## Supplied entries
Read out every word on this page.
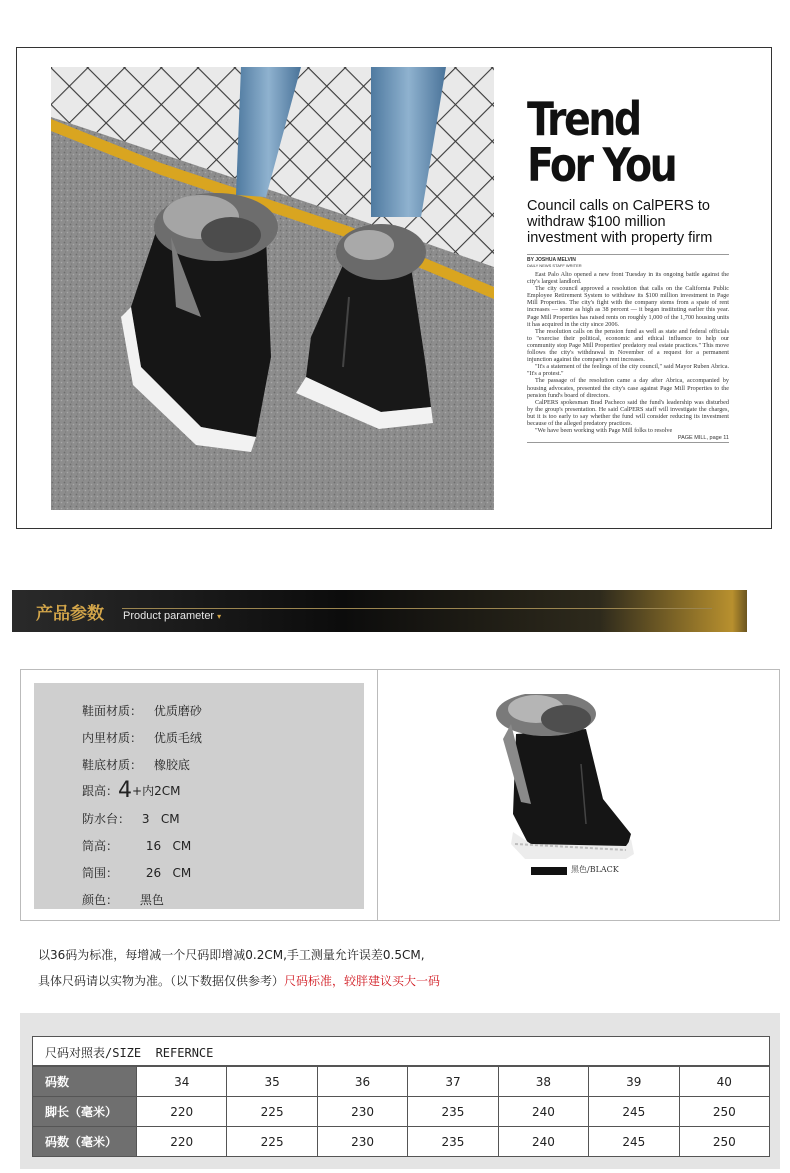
Trend
For You
Council calls on CalPERS to withdraw $100 million investment with property firm
BY JOSHUA MELVIN
DAILY NEWS STAFF WRITER

East Palo Alto opened a new front Tuesday in its ongoing battle against the city's largest landlord.

The city council approved a resolution that calls on the California Public Employee Retirement System to withdraw its $100 million investment in Page Mill Properties. The city's fight with the company stems from a spate of rent increases — some as high as 38 percent — it began instituting earlier this year. Page Mill Properties has raised rents on roughly 1,000 of the 1,700 housing units it has acquired in the city since 2006.

The resolution calls on the pension fund as well as state and federal officials to "exercise their political, economic and ethical influence to help our community stop Page Mill Properties' predatory real estate practices." This move follows the city's withdrawal in November of a request for a permanent injunction against the company's rent increases.

"It's a statement of the feelings of the city council," said Mayor Ruben Abrica. "It's a protest."

The passage of the resolution came a day after Abrica, accompanied by housing advocates, presented the city's case against Page Mill Properties to the pension fund's board of directors.

CalPERS spokesman Brad Pacheco said the fund's leadership was disturbed by the group's presentation. He said CalPERS staff will investigate the charges, but it is too early to say whether the fund will consider reducing its investment because of the alleged predatory practices.

"We have been working with Page Mill folks to resolve

PAGE MILL, page 11
产品参数 Product parameter ▾
鞋面材质： 优质磨砂
内里材质： 优质毛绒
鞋底材质： 橡胶底
跟高：4+内2CM
防水台： 3   CM
筒高： 16   CM
筒围： 26   CM
颜色： 黑色
黑色/BLACK
以36码为标准，每增减一个尺码即增减0.2CM,手工测量允许误差0.5CM,
具体尺码请以实物为准。（以下数据仅供参考）尺码标准，较胖建议买大一码
尺码对照表/SIZE  REFERNCE
码数	34	35	36	37	38	39	40
脚长（毫米）	220	225	230	235	240	245	250
码数（毫米）	220	225	230	235	240	245	250
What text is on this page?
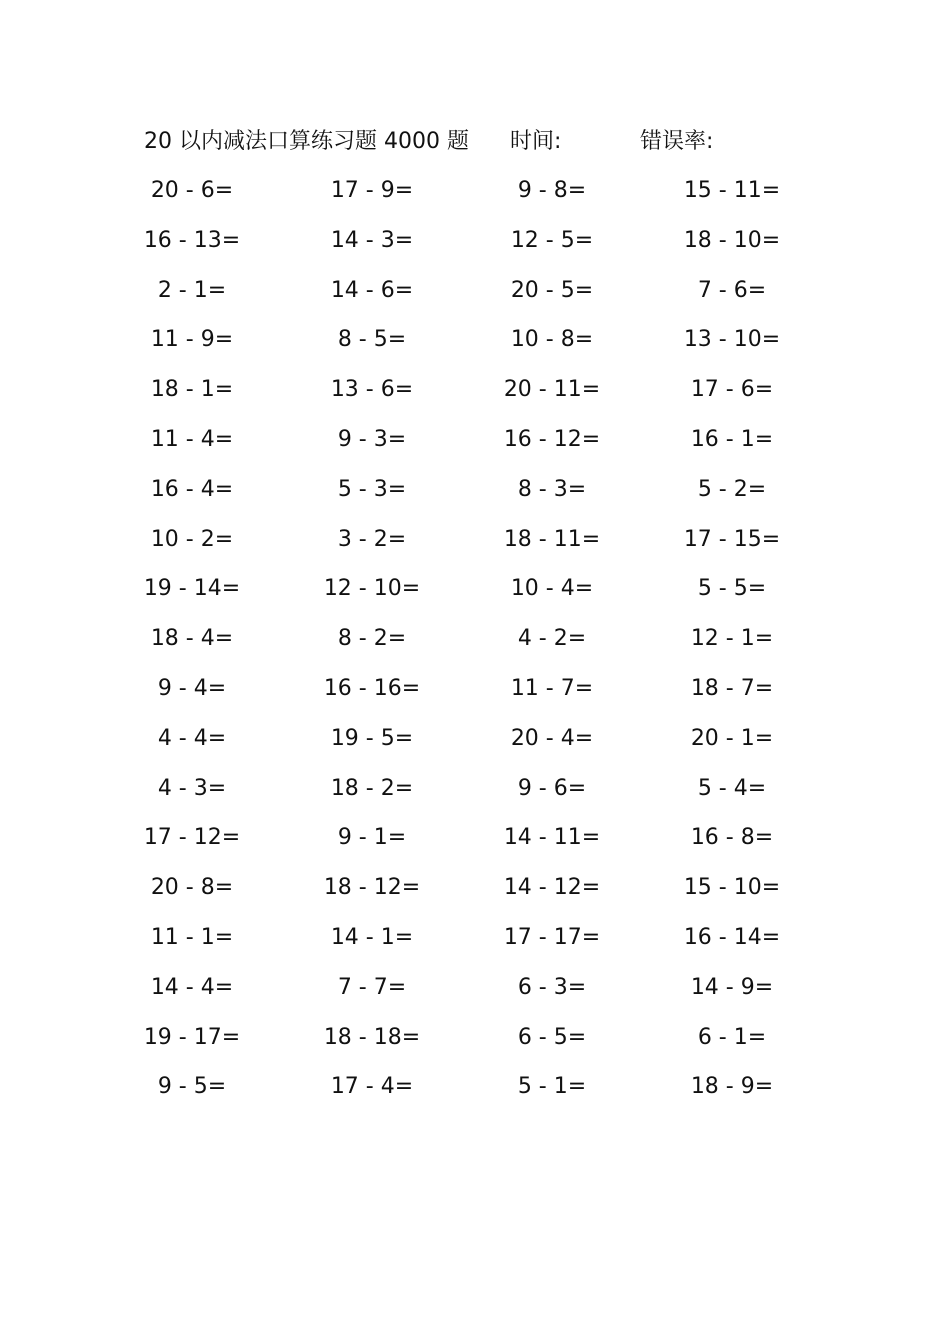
20 以内减法口算练习题 4000 题 时间:	错误率:
20 - 6=	17 - 9=	9 - 8=	15 - 11=
16 - 13=	14 - 3=	12 - 5=	18 - 10=
2 - 1=	14 - 6=	20 - 5=	7 - 6=
11 - 9=	8 - 5=	10 - 8=	13 - 10=
18 - 1=	13 - 6=	20 - 11=	17 - 6=
11 - 4=	9 - 3=	16 - 12=	16 - 1=
16 - 4=	5 - 3=	8 - 3=	5 - 2=
10 - 2=	3 - 2=	18 - 11=	17 - 15=
19 - 14=	12 - 10=	10 - 4=	5 - 5=
18 - 4=	8 - 2=	4 - 2=	12 - 1=
9 - 4=	16 - 16=	11 - 7=	18 - 7=
4 - 4=	19 - 5=	20 - 4=	20 - 1=
4 - 3=	18 - 2=	9 - 6=	5 - 4=
17 - 12=	9 - 1=	14 - 11=	16 - 8=
20 - 8=	18 - 12=	14 - 12=	15 - 10=
11 - 1=	14 - 1=	17 - 17=	16 - 14=
14 - 4=	7 - 7=	6 - 3=	14 - 9=
19 - 17=	18 - 18=	6 - 5=	6 - 1=
9 - 5=	17 - 4=	5 - 1=	18 - 9=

## What is required
Pick out every line above that holds the word "calls" and copy it.

## Written solution
Council calls on CalPERS to withdraw $100 million investment with property firm
The city council approved a resolution that calls on the California Public Employee Retirement System to withdraw its $100 million investment in Page Mill Properties. The city's fight with the company stems from a spate of rent increases — some as high as 38 percent — it began instituting earlier this year. Page Mill Properties has raised rents on roughly 1,000 of the 1,700 housing units it has acquired in the city since 2006.
The resolution calls on the pension fund as well as state and federal officials to "exercise their political, economic and ethical influence to help our community stop Page Mill Properties' predatory real estate practices." This move follows the city's withdrawal in November of a request for a permanent injunction against the company's rent increases.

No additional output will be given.